═══ Supplied records ═══
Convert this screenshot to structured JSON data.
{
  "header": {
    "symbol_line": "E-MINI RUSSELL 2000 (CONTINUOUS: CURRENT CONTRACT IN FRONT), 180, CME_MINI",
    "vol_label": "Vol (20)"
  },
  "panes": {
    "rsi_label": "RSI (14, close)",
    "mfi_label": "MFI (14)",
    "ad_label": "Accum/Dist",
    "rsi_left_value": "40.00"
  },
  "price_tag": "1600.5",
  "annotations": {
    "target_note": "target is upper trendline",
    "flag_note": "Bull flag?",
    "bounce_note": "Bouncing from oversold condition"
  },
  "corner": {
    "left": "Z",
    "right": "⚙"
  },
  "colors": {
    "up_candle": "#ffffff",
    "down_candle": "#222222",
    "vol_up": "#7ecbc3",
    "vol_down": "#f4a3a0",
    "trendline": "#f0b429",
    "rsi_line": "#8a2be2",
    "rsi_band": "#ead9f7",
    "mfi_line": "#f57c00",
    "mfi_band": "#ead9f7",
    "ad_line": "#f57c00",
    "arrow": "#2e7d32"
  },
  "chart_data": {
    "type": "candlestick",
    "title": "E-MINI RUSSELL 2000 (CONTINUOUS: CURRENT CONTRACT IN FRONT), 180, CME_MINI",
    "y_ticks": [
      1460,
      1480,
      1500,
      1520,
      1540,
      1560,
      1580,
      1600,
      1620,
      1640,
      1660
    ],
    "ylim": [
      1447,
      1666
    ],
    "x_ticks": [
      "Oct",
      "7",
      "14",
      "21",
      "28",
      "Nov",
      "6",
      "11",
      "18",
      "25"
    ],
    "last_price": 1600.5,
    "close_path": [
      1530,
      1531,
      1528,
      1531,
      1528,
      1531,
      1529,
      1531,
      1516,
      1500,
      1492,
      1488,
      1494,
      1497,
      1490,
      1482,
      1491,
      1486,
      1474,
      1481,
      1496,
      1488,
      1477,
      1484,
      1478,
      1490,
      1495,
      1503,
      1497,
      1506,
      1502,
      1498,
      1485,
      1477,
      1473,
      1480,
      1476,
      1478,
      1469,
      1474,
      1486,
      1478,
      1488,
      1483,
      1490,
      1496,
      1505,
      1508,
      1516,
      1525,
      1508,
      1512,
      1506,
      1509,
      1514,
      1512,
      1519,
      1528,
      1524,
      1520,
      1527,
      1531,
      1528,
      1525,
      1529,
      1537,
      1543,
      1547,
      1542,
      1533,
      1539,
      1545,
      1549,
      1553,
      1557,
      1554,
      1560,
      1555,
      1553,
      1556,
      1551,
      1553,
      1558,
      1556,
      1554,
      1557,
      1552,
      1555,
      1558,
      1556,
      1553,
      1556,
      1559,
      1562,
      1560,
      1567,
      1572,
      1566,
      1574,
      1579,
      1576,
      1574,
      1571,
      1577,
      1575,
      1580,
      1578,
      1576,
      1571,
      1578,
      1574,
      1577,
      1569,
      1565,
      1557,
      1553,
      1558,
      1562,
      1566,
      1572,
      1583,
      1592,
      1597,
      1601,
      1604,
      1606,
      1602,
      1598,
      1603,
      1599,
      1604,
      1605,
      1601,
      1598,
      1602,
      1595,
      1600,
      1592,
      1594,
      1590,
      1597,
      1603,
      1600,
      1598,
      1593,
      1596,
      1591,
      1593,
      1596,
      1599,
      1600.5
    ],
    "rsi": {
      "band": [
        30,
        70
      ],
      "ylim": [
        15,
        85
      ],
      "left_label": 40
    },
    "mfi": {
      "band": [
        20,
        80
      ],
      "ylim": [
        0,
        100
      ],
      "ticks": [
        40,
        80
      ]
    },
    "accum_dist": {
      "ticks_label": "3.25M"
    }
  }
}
═══
=== Task details ===
Your task is to print all of the records exactly.

=== Result ===
Convert this screenshot to structured JSON data.
{
  "header": {
    "symbol_line": "E-MINI RUSSELL 2000 (CONTINUOUS: CURRENT CONTRACT IN FRONT), 180, CME_MINI",
    "vol_label": "Vol (20)"
  },
  "panes": {
    "rsi_label": "RSI (14, close)",
    "mfi_label": "MFI (14)",
    "ad_label": "Accum/Dist",
    "rsi_left_value": "40.00"
  },
  "price_tag": "1600.5",
  "annotations": {
    "target_note": "target is upper trendline",
    "flag_note": "Bull flag?",
    "bounce_note": "Bouncing from oversold condition"
  },
  "corner": {
    "left": "Z",
    "right": "⚙"
  },
  "colors": {
    "up_candle": "#ffffff",
    "down_candle": "#222222",
    "vol_up": "#7ecbc3",
    "vol_down": "#f4a3a0",
    "trendline": "#f0b429",
    "rsi_line": "#8a2be2",
    "rsi_band": "#ead9f7",
    "mfi_line": "#f57c00",
    "mfi_band": "#ead9f7",
    "ad_line": "#f57c00",
    "arrow": "#2e7d32"
  },
  "chart_data": {
    "type": "candlestick",
    "title": "E-MINI RUSSELL 2000 (CONTINUOUS: CURRENT CONTRACT IN FRONT), 180, CME_MINI",
    "y_ticks": [
      1460,
      1480,
      1500,
      1520,
      1540,
      1560,
      1580,
      1600,
      1620,
      1640,
      1660
    ],
    "ylim": [
      1447,
      1666
    ],
    "x_ticks": [
      "Oct",
      "7",
      "14",
      "21",
      "28",
      "Nov",
      "6",
      "11",
      "18",
      "25"
    ],
    "last_price": 1600.5,
    "close_path": [
      1530,
      1531,
      1528,
      1531,
      1528,
      1531,
      1529,
      1531,
      1516,
      1500,
      1492,
      1488,
      1494,
      1497,
      1490,
      1482,
      1491,
      1486,
      1474,
      1481,
      1496,
      1488,
      1477,
      1484,
      1478,
      1490,
      1495,
      1503,
      1497,
      1506,
      1502,
      1498,
      1485,
      1477,
      1473,
      1480,
      1476,
      1478,
      1469,
      1474,
      1486,
      1478,
      1488,
      1483,
      1490,
      1496,
      1505,
      1508,
      1516,
      1525,
      1508,
      1512,
      1506,
      1509,
      1514,
      1512,
      1519,
      1528,
      1524,
      1520,
      1527,
      1531,
      1528,
      1525,
      1529,
      1537,
      1543,
      1547,
      1542,
      1533,
      1539,
      1545,
      1549,
      1553,
      1557,
      1554,
      1560,
      1555,
      1553,
      1556,
      1551,
      1553,
      1558,
      1556,
      1554,
      1557,
      1552,
      1555,
      1558,
      1556,
      1553,
      1556,
      1559,
      1562,
      1560,
      1567,
      1572,
      1566,
      1574,
      1579,
      1576,
      1574,
      1571,
      1577,
      1575,
      1580,
      1578,
      1576,
      1571,
      1578,
      1574,
      1577,
      1569,
      1565,
      1557,
      1553,
      1558,
      1562,
      1566,
      1572,
      1583,
      1592,
      1597,
      1601,
      1604,
      1606,
      1602,
      1598,
      1603,
      1599,
      1604,
      1605,
      1601,
      1598,
      1602,
      1595,
      1600,
      1592,
      1594,
      1590,
      1597,
      1603,
      1600,
      1598,
      1593,
      1596,
      1591,
      1593,
      1596,
      1599,
      1600.5
    ],
    "rsi": {
      "band": [
        30,
        70
      ],
      "ylim": [
        15,
        85
      ],
      "left_label": 40
    },
    "mfi": {
      "band": [
        20,
        80
      ],
      "ylim": [
        0,
        100
      ],
      "ticks": [
        40,
        80
      ]
    },
    "accum_dist": {
      "ticks_label": "3.25M"
    }
  }
}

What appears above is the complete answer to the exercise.